*MATERIAL PROVIDED*:
-=-=-

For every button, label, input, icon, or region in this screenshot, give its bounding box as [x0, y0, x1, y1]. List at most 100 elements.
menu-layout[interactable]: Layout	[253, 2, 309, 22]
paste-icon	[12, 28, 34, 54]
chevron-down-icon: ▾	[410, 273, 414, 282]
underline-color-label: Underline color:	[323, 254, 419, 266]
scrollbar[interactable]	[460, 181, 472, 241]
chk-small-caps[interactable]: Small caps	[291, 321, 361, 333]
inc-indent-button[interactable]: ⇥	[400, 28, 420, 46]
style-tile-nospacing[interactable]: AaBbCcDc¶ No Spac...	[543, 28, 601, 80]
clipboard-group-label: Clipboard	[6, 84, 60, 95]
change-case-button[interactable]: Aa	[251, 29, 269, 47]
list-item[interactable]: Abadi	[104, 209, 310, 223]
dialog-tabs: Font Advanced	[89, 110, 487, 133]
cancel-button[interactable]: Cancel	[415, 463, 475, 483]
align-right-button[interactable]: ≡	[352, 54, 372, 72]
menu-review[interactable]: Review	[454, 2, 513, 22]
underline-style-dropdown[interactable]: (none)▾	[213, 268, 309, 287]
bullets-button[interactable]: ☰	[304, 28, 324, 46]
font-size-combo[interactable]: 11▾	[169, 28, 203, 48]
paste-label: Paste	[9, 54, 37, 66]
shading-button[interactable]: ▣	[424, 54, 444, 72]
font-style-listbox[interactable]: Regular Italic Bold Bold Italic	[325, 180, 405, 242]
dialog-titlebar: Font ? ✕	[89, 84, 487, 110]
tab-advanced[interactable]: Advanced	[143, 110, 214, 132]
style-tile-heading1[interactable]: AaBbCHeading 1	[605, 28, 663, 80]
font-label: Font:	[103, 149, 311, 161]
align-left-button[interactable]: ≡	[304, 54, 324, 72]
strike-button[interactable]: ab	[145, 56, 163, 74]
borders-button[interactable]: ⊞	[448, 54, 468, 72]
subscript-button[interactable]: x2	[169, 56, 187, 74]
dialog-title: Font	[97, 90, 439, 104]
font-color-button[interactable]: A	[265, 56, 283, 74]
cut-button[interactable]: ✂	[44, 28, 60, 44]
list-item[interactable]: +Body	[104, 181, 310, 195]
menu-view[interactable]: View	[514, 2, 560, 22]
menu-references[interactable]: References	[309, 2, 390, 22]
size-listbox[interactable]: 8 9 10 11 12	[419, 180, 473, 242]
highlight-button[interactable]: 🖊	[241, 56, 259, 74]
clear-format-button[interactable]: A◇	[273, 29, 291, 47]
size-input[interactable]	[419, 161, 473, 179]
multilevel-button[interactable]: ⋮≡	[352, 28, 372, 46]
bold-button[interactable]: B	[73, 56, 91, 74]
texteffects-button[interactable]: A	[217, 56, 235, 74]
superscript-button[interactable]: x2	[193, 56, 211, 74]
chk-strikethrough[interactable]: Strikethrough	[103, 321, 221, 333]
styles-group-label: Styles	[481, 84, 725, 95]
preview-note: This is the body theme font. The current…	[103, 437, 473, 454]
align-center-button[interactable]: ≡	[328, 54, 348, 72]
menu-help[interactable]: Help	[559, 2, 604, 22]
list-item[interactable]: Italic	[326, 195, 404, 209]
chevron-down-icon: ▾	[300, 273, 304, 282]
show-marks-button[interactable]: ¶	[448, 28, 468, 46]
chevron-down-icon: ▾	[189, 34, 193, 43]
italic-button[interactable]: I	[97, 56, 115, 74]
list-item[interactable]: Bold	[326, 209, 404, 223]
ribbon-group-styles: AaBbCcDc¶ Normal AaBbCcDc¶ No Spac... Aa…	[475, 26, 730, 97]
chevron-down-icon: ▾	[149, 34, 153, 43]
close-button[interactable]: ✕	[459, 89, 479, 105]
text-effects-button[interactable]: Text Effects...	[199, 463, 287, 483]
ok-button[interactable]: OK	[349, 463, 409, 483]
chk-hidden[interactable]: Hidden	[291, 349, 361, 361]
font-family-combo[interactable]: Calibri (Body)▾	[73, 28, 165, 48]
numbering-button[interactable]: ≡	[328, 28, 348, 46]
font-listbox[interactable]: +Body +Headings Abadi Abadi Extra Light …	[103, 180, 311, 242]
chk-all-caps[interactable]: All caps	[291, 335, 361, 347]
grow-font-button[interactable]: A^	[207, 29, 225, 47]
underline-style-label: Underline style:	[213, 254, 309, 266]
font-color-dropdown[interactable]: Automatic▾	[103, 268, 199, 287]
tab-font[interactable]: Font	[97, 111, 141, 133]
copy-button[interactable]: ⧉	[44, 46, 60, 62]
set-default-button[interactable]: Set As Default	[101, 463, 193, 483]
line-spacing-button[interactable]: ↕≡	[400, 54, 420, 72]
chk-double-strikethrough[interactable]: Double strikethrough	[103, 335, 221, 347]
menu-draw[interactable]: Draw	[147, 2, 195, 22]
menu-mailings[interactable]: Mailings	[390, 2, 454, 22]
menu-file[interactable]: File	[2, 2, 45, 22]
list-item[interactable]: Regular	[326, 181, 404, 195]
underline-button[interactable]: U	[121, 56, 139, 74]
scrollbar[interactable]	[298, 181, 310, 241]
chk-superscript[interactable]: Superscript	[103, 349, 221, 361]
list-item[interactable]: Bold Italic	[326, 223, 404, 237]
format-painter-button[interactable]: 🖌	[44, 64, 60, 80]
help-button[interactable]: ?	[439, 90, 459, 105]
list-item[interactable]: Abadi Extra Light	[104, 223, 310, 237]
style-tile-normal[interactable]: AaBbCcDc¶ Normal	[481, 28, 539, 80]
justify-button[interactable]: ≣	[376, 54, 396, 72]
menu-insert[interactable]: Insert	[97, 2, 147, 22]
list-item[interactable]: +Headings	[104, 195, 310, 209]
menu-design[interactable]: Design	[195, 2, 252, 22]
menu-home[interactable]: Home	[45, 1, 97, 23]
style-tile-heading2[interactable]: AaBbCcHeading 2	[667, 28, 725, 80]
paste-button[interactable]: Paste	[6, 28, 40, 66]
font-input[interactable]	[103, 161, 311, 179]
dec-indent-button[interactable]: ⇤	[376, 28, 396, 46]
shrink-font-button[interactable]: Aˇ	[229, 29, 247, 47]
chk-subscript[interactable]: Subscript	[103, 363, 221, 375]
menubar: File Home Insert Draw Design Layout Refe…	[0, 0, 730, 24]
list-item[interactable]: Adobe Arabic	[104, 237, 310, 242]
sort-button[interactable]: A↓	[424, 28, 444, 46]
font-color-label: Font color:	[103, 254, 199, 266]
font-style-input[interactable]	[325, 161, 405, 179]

-=-=-

*JOB*:
Reproduce the material above word for word, line by line, in its original order.

*ANSWER TO THE PROBLEM*:
For every button, label, input, icon, or region in this screenshot, give its bounding box as [x0, y0, x1, y1]. List at most 100 elements.
menu-layout[interactable]: Layout	[253, 2, 309, 22]
paste-icon	[12, 28, 34, 54]
chevron-down-icon: ▾	[410, 273, 414, 282]
underline-color-label: Underline color:	[323, 254, 419, 266]
scrollbar[interactable]	[460, 181, 472, 241]
chk-small-caps[interactable]: Small caps	[291, 321, 361, 333]
inc-indent-button[interactable]: ⇥	[400, 28, 420, 46]
style-tile-nospacing[interactable]: AaBbCcDc¶ No Spac...	[543, 28, 601, 80]
clipboard-group-label: Clipboard	[6, 84, 60, 95]
change-case-button[interactable]: Aa	[251, 29, 269, 47]
list-item[interactable]: Abadi	[104, 209, 310, 223]
dialog-tabs: Font Advanced	[89, 110, 487, 133]
cancel-button[interactable]: Cancel	[415, 463, 475, 483]
align-right-button[interactable]: ≡	[352, 54, 372, 72]
menu-review[interactable]: Review	[454, 2, 513, 22]
underline-style-dropdown[interactable]: (none)▾	[213, 268, 309, 287]
bullets-button[interactable]: ☰	[304, 28, 324, 46]
font-size-combo[interactable]: 11▾	[169, 28, 203, 48]
paste-label: Paste	[9, 54, 37, 66]
shading-button[interactable]: ▣	[424, 54, 444, 72]
font-style-listbox[interactable]: Regular Italic Bold Bold Italic	[325, 180, 405, 242]
dialog-titlebar: Font ? ✕	[89, 84, 487, 110]
tab-advanced[interactable]: Advanced	[143, 110, 214, 132]
style-tile-heading1[interactable]: AaBbCHeading 1	[605, 28, 663, 80]
font-label: Font:	[103, 149, 311, 161]
align-left-button[interactable]: ≡	[304, 54, 324, 72]
strike-button[interactable]: ab	[145, 56, 163, 74]
borders-button[interactable]: ⊞	[448, 54, 468, 72]
subscript-button[interactable]: x2	[169, 56, 187, 74]
dialog-title: Font	[97, 90, 439, 104]
font-color-button[interactable]: A	[265, 56, 283, 74]
cut-button[interactable]: ✂	[44, 28, 60, 44]
list-item[interactable]: +Body	[104, 181, 310, 195]
menu-view[interactable]: View	[514, 2, 560, 22]
menu-references[interactable]: References	[309, 2, 390, 22]
size-listbox[interactable]: 8 9 10 11 12	[419, 180, 473, 242]
highlight-button[interactable]: 🖊	[241, 56, 259, 74]
clear-format-button[interactable]: A◇	[273, 29, 291, 47]
size-input[interactable]	[419, 161, 473, 179]
multilevel-button[interactable]: ⋮≡	[352, 28, 372, 46]
bold-button[interactable]: B	[73, 56, 91, 74]
texteffects-button[interactable]: A	[217, 56, 235, 74]
superscript-button[interactable]: x2	[193, 56, 211, 74]
chk-strikethrough[interactable]: Strikethrough	[103, 321, 221, 333]
styles-group-label: Styles	[481, 84, 725, 95]
preview-note: This is the body theme font. The current…	[103, 437, 473, 454]
align-center-button[interactable]: ≡	[328, 54, 348, 72]
menu-help[interactable]: Help	[559, 2, 604, 22]
list-item[interactable]: Italic	[326, 195, 404, 209]
chevron-down-icon: ▾	[300, 273, 304, 282]
show-marks-button[interactable]: ¶	[448, 28, 468, 46]
chevron-down-icon: ▾	[189, 34, 193, 43]
italic-button[interactable]: I	[97, 56, 115, 74]
list-item[interactable]: Bold	[326, 209, 404, 223]
ribbon-group-styles: AaBbCcDc¶ Normal AaBbCcDc¶ No Spac... Aa…	[475, 26, 730, 97]
chevron-down-icon: ▾	[149, 34, 153, 43]
close-button[interactable]: ✕	[459, 89, 479, 105]
text-effects-button[interactable]: Text Effects...	[199, 463, 287, 483]
ok-button[interactable]: OK	[349, 463, 409, 483]
chk-hidden[interactable]: Hidden	[291, 349, 361, 361]
font-family-combo[interactable]: Calibri (Body)▾	[73, 28, 165, 48]
numbering-button[interactable]: ≡	[328, 28, 348, 46]
font-listbox[interactable]: +Body +Headings Abadi Abadi Extra Light …	[103, 180, 311, 242]
chk-all-caps[interactable]: All caps	[291, 335, 361, 347]
grow-font-button[interactable]: A^	[207, 29, 225, 47]
underline-style-label: Underline style:	[213, 254, 309, 266]
font-color-dropdown[interactable]: Automatic▾	[103, 268, 199, 287]
tab-font[interactable]: Font	[97, 111, 141, 133]
copy-button[interactable]: ⧉	[44, 46, 60, 62]
set-default-button[interactable]: Set As Default	[101, 463, 193, 483]
line-spacing-button[interactable]: ↕≡	[400, 54, 420, 72]
chk-double-strikethrough[interactable]: Double strikethrough	[103, 335, 221, 347]
menu-draw[interactable]: Draw	[147, 2, 195, 22]
menu-mailings[interactable]: Mailings	[390, 2, 454, 22]
menu-file[interactable]: File	[2, 2, 45, 22]
list-item[interactable]: Regular	[326, 181, 404, 195]
underline-button[interactable]: U	[121, 56, 139, 74]
scrollbar[interactable]	[298, 181, 310, 241]
chk-superscript[interactable]: Superscript	[103, 349, 221, 361]
list-item[interactable]: Bold Italic	[326, 223, 404, 237]
format-painter-button[interactable]: 🖌	[44, 64, 60, 80]
help-button[interactable]: ?	[439, 90, 459, 105]
list-item[interactable]: Abadi Extra Light	[104, 223, 310, 237]
style-tile-normal[interactable]: AaBbCcDc¶ Normal	[481, 28, 539, 80]
justify-button[interactable]: ≣	[376, 54, 396, 72]
menu-insert[interactable]: Insert	[97, 2, 147, 22]
list-item[interactable]: +Headings	[104, 195, 310, 209]
menu-design[interactable]: Design	[195, 2, 252, 22]
menu-home[interactable]: Home	[45, 1, 97, 23]
style-tile-heading2[interactable]: AaBbCcHeading 2	[667, 28, 725, 80]
paste-button[interactable]: Paste	[6, 28, 40, 66]
font-input[interactable]	[103, 161, 311, 179]
dec-indent-button[interactable]: ⇤	[376, 28, 396, 46]
shrink-font-button[interactable]: Aˇ	[229, 29, 247, 47]
chk-subscript[interactable]: Subscript	[103, 363, 221, 375]
menubar: File Home Insert Draw Design Layout Refe…	[0, 0, 730, 24]
list-item[interactable]: Adobe Arabic	[104, 237, 310, 242]
sort-button[interactable]: A↓	[424, 28, 444, 46]
font-color-label: Font color:	[103, 254, 199, 266]
font-style-input[interactable]	[325, 161, 405, 179]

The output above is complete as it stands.